Aim of the exercise
Where a line contains the string "PRACTICE", copy that line.

* begin Extracted data *

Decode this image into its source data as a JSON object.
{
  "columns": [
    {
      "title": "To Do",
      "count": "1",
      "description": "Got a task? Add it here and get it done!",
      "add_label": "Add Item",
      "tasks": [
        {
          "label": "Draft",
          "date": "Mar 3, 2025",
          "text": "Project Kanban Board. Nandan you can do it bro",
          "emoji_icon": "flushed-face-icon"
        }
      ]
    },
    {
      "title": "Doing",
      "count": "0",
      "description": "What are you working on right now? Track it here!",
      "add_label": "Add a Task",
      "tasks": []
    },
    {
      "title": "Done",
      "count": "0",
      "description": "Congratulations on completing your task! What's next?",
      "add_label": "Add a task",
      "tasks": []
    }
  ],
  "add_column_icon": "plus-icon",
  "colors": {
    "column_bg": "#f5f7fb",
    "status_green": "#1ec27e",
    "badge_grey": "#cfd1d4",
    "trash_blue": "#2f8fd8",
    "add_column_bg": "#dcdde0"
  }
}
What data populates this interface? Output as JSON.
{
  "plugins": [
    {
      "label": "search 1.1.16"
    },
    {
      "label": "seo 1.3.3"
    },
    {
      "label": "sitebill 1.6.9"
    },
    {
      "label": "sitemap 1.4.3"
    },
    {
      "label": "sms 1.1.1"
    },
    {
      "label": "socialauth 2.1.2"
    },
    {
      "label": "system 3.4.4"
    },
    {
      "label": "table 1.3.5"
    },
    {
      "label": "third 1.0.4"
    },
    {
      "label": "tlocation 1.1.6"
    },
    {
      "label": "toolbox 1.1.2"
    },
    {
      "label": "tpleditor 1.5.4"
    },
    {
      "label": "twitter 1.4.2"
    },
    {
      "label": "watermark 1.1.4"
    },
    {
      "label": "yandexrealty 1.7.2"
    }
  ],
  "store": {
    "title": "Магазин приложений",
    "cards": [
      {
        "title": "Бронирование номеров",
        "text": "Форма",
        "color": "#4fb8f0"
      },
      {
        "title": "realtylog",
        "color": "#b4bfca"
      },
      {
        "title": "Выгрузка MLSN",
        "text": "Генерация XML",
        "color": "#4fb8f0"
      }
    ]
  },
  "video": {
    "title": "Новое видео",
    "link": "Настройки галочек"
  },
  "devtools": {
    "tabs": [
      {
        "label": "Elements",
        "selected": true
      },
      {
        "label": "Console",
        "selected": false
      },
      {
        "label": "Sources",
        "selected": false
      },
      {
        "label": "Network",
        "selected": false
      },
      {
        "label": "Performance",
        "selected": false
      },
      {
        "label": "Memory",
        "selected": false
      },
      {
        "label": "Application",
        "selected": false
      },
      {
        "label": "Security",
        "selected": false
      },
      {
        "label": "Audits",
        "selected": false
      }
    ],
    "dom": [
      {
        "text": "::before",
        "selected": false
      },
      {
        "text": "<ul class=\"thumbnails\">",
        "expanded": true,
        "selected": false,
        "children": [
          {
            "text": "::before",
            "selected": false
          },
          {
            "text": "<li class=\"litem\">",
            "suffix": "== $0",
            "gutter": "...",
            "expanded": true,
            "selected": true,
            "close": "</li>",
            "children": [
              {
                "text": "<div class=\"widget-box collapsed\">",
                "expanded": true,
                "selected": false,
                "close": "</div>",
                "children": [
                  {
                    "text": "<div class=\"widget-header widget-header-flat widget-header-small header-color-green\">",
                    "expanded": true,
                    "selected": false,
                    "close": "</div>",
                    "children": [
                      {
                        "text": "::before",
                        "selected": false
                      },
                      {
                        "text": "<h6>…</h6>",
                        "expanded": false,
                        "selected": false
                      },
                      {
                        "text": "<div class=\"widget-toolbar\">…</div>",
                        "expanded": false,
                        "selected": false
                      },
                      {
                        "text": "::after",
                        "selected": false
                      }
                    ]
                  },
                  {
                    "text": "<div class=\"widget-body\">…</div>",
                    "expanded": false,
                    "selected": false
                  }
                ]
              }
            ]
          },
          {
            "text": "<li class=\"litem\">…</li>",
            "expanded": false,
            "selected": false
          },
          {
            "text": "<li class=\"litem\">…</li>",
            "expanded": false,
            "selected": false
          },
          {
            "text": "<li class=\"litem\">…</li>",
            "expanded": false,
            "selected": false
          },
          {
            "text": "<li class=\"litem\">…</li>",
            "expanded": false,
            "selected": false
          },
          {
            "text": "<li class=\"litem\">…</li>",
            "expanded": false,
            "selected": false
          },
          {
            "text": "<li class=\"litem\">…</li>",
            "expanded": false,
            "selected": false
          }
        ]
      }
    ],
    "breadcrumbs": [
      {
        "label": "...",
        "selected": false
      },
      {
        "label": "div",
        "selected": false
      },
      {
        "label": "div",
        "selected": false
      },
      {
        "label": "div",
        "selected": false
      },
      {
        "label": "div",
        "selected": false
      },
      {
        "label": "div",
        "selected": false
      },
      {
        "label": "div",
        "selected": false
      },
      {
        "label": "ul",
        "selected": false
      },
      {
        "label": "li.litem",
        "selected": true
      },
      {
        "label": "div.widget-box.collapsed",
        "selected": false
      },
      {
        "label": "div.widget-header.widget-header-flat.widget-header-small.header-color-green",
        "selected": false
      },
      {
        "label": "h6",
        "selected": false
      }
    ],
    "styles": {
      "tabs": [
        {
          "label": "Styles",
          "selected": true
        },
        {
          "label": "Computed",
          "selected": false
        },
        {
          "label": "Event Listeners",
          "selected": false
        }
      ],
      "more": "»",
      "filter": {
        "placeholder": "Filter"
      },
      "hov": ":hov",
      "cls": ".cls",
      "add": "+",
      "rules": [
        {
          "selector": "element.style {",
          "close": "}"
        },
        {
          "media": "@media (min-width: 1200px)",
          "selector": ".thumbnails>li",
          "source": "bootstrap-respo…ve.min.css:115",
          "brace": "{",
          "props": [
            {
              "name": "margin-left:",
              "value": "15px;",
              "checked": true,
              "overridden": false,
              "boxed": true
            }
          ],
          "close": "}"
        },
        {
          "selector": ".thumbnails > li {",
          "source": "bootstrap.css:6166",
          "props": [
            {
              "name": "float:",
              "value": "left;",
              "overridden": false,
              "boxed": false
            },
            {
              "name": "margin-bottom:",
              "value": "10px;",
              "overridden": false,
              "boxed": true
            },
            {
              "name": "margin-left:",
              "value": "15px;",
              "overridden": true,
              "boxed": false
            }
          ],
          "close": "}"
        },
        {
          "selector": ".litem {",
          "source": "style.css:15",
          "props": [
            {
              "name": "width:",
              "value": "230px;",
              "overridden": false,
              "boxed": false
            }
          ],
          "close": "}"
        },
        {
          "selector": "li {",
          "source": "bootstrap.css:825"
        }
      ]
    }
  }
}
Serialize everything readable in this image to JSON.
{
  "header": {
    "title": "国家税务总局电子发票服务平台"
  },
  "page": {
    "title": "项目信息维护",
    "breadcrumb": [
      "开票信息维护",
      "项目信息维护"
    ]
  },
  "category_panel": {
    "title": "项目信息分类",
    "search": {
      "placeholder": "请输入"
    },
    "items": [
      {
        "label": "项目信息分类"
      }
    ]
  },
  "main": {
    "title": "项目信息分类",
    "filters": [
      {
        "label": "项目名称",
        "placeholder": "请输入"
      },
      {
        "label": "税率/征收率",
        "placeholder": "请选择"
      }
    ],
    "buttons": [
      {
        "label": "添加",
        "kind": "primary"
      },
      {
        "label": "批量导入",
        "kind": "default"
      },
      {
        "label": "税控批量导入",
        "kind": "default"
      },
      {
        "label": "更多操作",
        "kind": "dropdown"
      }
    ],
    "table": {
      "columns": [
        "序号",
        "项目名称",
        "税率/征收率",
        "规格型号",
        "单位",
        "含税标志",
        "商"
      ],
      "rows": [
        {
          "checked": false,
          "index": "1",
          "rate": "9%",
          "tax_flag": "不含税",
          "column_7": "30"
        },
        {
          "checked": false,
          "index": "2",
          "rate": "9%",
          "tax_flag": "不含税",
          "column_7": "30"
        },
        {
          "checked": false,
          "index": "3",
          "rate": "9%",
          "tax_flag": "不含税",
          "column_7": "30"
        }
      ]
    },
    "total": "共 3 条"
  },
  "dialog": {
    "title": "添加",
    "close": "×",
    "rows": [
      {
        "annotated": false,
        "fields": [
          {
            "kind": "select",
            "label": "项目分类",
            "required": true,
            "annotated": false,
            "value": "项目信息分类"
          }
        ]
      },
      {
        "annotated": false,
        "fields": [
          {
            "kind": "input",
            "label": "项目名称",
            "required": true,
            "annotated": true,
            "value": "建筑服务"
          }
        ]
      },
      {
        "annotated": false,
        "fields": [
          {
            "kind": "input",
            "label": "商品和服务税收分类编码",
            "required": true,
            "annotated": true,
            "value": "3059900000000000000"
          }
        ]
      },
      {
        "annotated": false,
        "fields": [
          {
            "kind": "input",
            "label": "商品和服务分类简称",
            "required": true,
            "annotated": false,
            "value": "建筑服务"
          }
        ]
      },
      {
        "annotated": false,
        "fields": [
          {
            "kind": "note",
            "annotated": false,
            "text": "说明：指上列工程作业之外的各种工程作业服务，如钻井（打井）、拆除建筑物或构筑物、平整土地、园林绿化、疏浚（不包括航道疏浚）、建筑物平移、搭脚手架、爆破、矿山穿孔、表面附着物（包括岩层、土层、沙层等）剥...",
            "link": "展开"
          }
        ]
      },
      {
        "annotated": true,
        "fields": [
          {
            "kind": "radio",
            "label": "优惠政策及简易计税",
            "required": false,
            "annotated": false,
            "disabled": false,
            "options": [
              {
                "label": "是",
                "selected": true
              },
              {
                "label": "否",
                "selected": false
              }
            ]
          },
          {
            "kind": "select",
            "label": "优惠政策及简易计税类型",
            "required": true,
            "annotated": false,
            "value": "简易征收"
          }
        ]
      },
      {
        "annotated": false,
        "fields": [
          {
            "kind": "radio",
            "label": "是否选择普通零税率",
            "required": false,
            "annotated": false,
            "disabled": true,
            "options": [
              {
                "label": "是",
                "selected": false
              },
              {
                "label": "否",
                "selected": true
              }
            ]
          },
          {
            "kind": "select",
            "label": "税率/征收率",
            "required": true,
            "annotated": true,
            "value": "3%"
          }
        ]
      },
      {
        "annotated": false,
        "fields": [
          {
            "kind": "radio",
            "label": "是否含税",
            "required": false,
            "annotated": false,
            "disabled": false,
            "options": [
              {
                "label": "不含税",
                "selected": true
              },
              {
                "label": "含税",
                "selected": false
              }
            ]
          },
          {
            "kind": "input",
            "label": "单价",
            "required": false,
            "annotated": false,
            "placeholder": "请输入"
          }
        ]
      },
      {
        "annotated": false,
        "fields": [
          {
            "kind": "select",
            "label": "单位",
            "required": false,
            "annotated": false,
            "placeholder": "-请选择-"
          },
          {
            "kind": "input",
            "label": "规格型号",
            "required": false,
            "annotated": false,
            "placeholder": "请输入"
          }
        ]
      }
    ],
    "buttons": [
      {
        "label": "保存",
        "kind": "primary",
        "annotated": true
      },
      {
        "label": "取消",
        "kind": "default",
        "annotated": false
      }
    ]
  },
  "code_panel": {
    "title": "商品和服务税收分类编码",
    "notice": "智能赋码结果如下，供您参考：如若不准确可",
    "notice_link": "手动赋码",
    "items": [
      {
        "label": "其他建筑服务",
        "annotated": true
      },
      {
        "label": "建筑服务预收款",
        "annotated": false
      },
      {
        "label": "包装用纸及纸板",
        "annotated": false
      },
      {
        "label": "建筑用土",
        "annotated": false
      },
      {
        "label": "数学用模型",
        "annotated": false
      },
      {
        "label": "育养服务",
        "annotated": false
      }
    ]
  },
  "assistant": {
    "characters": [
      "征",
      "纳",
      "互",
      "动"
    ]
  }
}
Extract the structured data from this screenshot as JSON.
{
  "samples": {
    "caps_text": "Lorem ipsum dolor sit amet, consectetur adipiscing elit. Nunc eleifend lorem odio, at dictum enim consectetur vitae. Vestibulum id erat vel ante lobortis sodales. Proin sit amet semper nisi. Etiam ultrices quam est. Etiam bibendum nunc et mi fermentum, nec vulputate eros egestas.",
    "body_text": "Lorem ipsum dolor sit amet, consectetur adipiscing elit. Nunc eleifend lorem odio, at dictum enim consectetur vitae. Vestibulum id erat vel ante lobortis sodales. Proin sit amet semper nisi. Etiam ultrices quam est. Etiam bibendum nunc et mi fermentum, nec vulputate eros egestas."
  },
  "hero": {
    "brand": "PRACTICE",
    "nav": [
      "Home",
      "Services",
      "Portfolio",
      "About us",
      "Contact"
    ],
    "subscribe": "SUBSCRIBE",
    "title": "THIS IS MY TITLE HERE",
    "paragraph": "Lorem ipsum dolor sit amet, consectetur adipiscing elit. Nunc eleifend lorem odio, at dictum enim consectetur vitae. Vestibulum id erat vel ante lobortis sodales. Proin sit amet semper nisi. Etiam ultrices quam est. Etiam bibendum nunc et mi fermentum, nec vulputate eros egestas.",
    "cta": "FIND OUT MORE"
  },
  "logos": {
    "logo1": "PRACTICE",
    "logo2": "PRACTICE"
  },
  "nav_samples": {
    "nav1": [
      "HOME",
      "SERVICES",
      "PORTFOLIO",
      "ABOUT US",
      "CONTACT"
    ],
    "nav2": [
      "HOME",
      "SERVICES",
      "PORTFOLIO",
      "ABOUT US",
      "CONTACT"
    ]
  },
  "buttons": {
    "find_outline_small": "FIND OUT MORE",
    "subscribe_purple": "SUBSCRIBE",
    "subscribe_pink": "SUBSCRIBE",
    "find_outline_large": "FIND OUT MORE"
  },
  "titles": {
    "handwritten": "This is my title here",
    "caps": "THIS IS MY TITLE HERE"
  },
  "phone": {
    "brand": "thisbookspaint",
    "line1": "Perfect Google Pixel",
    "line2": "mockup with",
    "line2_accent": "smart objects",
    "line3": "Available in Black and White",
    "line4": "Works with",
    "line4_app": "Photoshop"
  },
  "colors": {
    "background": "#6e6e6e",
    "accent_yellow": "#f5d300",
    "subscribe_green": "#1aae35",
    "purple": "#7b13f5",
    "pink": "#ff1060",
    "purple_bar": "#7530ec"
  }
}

* end Extracted data *

Answer to this task
    "brand": "PRACTICE",
    "logo1": "PRACTICE",
    "logo2": "PRACTICE"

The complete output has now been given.